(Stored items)
------------

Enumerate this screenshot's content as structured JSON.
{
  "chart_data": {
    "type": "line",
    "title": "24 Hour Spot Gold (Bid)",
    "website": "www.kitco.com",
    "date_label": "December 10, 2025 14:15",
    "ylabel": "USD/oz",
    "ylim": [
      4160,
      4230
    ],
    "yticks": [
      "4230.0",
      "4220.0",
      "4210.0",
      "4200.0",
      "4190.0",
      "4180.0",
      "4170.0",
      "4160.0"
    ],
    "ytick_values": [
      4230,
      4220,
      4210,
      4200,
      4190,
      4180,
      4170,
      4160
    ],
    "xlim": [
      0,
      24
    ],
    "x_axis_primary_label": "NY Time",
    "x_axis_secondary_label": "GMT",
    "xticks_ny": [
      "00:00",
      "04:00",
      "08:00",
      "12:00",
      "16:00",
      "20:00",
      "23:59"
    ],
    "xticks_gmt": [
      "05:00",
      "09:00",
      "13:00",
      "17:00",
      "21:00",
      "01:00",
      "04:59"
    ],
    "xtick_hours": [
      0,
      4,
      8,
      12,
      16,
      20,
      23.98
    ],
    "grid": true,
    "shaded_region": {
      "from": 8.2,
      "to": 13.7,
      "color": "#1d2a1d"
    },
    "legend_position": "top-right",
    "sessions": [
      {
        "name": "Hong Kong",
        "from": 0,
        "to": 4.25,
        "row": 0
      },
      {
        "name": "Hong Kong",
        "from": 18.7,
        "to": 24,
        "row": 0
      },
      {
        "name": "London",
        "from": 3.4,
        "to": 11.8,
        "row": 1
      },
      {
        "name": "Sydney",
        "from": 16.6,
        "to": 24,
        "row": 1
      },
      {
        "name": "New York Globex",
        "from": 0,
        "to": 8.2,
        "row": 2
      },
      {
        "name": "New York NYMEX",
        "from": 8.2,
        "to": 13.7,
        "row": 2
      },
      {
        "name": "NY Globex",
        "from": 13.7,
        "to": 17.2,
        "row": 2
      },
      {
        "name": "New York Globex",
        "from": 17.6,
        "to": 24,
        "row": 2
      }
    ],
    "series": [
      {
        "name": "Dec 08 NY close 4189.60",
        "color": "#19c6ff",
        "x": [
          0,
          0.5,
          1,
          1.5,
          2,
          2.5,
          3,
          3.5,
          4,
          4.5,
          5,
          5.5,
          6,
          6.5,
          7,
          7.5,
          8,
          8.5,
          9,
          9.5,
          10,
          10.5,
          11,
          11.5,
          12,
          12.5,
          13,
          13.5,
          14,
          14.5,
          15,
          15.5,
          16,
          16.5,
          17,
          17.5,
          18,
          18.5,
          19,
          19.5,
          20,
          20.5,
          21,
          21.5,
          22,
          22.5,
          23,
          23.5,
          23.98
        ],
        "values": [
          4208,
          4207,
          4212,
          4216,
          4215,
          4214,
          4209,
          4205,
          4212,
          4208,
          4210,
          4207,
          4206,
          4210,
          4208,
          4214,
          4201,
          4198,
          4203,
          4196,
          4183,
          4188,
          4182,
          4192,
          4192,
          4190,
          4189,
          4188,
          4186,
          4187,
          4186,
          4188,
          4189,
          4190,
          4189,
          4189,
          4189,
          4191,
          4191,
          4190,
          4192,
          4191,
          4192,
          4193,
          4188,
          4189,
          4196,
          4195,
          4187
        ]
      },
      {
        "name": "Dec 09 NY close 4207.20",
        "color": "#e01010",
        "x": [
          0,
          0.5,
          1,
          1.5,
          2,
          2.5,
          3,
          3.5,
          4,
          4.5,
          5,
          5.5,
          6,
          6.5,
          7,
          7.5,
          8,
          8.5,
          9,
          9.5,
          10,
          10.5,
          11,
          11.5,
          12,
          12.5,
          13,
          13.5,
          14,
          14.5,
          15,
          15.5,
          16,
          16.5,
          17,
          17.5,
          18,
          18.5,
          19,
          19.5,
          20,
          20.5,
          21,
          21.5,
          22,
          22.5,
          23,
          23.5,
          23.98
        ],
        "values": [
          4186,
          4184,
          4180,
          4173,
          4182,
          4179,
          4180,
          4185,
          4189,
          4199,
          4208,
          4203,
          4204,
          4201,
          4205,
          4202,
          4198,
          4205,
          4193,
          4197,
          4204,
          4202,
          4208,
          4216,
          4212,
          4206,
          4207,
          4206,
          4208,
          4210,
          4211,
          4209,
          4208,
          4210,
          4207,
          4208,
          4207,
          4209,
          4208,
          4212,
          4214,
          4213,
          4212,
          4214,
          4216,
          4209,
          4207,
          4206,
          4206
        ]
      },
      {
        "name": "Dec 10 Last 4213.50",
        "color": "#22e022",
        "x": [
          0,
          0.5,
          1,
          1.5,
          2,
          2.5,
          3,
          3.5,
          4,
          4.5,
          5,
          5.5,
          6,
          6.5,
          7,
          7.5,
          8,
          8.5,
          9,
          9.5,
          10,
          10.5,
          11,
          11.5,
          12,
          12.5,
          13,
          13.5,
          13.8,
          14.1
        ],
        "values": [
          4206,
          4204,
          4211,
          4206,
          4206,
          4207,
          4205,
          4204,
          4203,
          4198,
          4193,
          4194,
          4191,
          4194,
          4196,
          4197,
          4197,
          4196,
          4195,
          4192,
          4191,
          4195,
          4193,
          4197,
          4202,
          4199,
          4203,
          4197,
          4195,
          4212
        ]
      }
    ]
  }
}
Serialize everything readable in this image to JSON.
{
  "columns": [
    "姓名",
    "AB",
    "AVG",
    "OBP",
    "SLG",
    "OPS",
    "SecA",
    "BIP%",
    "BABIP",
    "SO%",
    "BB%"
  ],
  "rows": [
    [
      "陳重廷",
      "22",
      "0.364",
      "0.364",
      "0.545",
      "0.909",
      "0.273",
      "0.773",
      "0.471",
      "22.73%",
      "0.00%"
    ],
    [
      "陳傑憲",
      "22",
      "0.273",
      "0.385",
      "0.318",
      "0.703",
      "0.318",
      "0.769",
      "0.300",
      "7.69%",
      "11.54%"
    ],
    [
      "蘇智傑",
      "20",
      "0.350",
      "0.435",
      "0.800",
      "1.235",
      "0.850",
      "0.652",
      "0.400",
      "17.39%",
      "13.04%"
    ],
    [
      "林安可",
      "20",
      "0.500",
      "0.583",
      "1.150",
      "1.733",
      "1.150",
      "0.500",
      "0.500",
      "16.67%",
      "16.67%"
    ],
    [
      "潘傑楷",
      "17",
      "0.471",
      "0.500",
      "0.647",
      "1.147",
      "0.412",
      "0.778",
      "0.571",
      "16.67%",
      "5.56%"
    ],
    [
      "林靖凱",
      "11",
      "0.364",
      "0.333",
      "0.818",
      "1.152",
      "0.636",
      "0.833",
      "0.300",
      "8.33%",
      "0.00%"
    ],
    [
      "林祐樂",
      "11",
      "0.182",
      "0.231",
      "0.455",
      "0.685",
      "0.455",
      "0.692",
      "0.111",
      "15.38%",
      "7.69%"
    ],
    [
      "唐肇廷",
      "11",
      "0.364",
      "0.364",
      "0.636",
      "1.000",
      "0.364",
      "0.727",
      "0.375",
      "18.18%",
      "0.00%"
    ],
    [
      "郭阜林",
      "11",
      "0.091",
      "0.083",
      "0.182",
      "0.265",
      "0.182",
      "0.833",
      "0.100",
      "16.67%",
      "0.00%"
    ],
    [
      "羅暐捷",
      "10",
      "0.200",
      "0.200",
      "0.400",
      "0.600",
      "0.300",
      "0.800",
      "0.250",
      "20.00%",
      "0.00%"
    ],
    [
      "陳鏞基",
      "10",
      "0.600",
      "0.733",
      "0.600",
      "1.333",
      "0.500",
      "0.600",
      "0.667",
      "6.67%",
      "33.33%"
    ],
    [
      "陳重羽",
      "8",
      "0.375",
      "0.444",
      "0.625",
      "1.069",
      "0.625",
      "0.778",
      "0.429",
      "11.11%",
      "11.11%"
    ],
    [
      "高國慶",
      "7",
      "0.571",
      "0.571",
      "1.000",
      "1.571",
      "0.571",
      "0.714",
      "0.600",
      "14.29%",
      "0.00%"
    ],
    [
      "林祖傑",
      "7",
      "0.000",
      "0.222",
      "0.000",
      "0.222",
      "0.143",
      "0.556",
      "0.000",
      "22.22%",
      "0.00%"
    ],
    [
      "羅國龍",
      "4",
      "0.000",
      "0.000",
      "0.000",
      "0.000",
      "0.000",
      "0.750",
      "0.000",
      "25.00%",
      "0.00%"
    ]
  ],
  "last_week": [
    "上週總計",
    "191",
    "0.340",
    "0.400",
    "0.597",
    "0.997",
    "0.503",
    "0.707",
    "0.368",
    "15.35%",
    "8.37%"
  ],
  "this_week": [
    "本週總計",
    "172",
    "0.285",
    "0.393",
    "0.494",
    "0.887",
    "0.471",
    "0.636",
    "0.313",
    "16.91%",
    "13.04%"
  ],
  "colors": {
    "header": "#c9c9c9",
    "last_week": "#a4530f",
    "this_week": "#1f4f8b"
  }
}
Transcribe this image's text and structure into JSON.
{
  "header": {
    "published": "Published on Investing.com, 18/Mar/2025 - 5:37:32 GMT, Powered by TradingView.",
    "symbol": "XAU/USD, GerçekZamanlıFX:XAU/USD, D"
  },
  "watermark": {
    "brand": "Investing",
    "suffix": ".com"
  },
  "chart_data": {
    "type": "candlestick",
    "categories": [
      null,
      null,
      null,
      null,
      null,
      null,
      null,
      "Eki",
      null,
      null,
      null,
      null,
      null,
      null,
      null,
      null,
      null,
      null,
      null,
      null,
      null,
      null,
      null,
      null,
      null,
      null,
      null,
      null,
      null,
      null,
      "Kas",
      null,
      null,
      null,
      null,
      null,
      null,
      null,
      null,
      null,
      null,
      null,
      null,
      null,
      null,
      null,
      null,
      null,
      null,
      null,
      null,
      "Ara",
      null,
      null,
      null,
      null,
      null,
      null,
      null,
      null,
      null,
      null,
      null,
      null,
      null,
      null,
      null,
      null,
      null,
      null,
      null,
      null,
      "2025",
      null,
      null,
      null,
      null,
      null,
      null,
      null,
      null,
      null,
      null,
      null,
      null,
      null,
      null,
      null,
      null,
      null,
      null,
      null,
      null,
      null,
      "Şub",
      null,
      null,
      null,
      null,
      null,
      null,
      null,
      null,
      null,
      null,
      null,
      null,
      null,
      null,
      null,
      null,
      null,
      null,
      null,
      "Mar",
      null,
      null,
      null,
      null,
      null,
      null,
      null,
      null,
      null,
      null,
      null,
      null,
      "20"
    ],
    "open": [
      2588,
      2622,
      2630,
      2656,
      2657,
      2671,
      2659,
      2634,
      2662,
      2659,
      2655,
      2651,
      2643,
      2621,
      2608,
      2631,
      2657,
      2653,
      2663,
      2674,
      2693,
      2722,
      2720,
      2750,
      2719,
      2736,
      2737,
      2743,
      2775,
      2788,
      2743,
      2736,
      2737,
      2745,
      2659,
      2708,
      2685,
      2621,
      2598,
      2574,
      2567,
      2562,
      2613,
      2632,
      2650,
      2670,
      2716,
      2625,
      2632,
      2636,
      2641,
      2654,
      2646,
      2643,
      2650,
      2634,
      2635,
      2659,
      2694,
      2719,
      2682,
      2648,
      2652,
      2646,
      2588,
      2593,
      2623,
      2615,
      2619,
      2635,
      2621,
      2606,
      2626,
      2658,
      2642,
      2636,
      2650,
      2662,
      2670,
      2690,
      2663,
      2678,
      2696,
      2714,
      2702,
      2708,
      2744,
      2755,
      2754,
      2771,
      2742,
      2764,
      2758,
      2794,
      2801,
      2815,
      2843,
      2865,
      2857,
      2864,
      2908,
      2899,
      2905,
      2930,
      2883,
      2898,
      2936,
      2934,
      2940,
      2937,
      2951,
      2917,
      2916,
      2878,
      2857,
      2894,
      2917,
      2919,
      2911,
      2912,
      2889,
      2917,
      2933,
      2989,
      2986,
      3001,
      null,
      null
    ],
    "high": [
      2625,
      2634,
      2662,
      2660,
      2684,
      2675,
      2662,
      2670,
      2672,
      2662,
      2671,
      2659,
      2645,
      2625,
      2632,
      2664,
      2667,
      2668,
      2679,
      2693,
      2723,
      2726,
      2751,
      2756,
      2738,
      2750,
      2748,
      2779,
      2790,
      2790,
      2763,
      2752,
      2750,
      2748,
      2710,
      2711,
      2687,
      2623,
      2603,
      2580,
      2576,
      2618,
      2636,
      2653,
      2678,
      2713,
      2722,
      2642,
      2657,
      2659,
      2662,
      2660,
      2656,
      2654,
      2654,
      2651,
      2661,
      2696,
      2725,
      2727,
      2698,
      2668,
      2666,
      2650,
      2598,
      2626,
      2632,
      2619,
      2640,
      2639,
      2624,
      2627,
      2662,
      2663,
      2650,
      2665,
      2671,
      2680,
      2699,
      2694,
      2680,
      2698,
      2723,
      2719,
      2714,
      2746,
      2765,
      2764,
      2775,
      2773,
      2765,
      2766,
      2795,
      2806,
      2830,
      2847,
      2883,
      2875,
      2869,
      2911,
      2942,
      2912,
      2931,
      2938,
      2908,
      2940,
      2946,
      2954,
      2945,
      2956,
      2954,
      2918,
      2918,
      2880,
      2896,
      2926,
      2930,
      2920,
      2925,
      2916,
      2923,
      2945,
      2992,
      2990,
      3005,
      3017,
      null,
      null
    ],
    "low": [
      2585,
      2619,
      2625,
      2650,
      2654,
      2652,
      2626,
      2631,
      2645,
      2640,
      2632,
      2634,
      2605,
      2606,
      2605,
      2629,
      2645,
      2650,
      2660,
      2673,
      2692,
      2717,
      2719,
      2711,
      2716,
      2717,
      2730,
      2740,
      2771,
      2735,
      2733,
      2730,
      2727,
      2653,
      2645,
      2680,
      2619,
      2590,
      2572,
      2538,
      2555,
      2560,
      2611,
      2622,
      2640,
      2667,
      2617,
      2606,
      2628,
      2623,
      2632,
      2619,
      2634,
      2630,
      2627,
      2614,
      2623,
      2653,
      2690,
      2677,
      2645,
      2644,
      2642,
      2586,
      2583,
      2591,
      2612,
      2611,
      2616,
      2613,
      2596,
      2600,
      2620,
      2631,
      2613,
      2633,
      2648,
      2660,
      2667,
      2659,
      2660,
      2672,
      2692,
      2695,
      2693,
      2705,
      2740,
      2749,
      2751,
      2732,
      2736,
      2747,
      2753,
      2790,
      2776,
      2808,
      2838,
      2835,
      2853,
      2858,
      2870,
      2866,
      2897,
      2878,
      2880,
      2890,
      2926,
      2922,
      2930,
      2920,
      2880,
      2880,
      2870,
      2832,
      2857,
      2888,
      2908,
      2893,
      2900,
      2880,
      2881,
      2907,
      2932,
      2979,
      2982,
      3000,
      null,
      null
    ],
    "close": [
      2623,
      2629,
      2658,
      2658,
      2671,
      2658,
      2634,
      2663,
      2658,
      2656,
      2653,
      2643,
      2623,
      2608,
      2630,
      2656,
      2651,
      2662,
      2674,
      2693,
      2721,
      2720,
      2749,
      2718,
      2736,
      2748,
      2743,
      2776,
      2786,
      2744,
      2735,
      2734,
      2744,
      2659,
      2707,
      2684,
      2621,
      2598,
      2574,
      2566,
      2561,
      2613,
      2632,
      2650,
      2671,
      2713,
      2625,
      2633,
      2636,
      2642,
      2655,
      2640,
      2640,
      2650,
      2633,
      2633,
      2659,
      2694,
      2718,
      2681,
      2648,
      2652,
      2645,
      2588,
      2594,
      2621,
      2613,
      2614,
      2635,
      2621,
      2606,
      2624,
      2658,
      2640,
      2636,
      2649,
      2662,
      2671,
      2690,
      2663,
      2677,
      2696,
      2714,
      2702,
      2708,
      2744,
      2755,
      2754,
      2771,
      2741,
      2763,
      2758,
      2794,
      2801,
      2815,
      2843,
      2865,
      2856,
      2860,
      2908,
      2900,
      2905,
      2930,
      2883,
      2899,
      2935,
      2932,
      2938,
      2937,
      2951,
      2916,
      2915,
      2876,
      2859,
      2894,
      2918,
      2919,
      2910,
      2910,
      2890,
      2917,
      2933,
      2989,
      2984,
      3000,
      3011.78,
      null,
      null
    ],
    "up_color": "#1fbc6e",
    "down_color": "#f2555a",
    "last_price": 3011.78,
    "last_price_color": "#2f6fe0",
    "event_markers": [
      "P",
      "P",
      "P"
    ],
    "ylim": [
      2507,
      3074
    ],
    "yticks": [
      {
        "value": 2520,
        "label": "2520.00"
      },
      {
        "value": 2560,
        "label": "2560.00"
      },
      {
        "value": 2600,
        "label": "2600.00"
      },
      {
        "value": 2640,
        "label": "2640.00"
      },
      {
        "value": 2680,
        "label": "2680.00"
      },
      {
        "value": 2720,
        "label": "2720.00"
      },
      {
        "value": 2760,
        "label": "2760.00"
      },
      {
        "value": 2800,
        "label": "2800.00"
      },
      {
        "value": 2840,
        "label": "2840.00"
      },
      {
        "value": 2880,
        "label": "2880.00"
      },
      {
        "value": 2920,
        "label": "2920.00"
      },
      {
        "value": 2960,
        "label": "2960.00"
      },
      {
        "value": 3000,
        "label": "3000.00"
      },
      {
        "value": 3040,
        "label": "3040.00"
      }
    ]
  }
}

------------

- **Your instructions**:
Return each line of the data that contains the string "Investing".

- **Exercise solution**:
    "published": "Published on Investing.com, 18/Mar/2025 - 5:37:32 GMT, Powered by TradingView.",
    "brand": "Investing",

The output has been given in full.